> _INSTRUCTIONS FOR THE TASK_: Locate every line in the material below that has the word "said". Copy each of those lines.

> _ENTRIES SUPPLIED_:
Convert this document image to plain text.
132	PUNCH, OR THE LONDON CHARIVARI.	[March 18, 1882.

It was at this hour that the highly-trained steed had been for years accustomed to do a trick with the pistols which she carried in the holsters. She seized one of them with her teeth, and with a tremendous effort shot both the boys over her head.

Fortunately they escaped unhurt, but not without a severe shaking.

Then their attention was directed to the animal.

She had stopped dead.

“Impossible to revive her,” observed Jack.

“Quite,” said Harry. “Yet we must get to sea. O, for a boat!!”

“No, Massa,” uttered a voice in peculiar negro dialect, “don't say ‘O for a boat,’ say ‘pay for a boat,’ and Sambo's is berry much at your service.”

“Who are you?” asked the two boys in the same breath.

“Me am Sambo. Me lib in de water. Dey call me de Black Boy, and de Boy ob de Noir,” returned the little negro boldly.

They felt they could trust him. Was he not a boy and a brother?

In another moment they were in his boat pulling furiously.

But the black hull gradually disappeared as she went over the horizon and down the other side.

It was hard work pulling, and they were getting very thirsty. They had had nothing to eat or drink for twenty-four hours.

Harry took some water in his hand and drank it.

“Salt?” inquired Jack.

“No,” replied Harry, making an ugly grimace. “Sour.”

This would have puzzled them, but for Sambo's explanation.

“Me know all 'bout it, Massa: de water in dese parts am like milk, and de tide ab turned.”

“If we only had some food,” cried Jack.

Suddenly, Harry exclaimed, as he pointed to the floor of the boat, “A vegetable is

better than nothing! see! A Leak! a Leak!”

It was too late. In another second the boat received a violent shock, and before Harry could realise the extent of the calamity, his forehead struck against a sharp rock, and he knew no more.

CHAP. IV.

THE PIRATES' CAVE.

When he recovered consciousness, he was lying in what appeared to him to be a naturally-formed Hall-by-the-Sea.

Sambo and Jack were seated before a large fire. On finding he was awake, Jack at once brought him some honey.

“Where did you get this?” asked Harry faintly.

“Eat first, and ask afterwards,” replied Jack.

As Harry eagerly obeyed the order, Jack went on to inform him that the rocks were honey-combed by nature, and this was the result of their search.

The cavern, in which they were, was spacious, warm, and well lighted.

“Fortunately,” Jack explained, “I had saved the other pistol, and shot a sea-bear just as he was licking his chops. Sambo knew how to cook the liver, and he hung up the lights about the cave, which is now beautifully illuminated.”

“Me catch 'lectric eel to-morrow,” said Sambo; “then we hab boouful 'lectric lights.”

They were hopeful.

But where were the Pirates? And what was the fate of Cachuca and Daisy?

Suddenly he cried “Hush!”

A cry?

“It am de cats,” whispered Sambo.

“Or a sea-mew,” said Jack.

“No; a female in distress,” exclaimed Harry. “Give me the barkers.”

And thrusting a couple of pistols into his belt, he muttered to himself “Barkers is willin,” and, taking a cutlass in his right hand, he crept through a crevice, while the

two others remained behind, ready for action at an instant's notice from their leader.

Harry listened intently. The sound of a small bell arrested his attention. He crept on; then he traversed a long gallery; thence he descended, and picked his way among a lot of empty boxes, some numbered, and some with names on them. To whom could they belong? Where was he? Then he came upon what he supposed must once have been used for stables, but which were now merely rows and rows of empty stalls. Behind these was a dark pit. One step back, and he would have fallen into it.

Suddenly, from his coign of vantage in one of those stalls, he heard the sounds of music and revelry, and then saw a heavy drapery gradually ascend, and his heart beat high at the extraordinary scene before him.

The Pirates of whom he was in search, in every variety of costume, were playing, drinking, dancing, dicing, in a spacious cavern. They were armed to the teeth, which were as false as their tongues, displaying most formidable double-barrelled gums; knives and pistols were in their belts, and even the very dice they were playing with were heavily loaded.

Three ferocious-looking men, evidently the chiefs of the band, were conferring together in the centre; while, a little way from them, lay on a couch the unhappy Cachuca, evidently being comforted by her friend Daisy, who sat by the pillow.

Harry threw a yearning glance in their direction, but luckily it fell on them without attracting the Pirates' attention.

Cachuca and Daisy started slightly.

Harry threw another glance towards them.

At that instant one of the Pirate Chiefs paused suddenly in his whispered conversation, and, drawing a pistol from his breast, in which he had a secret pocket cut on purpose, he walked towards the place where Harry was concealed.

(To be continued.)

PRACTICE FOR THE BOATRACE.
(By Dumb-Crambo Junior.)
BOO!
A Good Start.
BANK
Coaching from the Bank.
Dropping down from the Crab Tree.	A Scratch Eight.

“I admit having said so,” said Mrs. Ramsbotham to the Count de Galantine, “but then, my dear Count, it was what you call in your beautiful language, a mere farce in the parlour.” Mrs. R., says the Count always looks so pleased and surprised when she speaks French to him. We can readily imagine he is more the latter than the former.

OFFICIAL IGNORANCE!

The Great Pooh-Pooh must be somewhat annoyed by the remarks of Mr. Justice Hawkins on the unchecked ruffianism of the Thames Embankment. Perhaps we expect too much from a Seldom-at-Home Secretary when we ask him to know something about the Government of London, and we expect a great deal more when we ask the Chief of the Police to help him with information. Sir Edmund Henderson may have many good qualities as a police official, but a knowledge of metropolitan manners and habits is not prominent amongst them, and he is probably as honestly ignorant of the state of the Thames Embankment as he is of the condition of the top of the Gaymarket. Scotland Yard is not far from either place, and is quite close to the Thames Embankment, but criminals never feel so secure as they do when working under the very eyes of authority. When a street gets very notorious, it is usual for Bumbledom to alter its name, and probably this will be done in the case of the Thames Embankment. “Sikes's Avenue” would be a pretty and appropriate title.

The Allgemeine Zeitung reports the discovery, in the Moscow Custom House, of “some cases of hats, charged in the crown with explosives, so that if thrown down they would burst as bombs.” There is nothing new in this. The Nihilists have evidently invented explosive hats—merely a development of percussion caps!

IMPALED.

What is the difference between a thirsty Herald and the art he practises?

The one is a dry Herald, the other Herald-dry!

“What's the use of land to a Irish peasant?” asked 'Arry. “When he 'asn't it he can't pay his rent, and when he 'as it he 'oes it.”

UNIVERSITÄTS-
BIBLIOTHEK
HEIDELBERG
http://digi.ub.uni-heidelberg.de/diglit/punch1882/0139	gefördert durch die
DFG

> _ANSWER FOR THE TASK_:
“Quite,” said Harry. “Yet we must get to sea. O, for a boat!!”
“Me catch 'lectric eel to-morrow,” said Sambo; “then we hab boouful 'lectric lights.”
“Or a sea-mew,” said Jack.
“I admit having said so,” said Mrs. Ramsbotham to the Count de Galantine, “but then, my dear Count, it was what you call in your beautiful language, a mere farce in the parlour.” Mrs. R., says the Count always looks so pleased and surprised when she speaks French to him. We can readily imagine he is more the latter than the former.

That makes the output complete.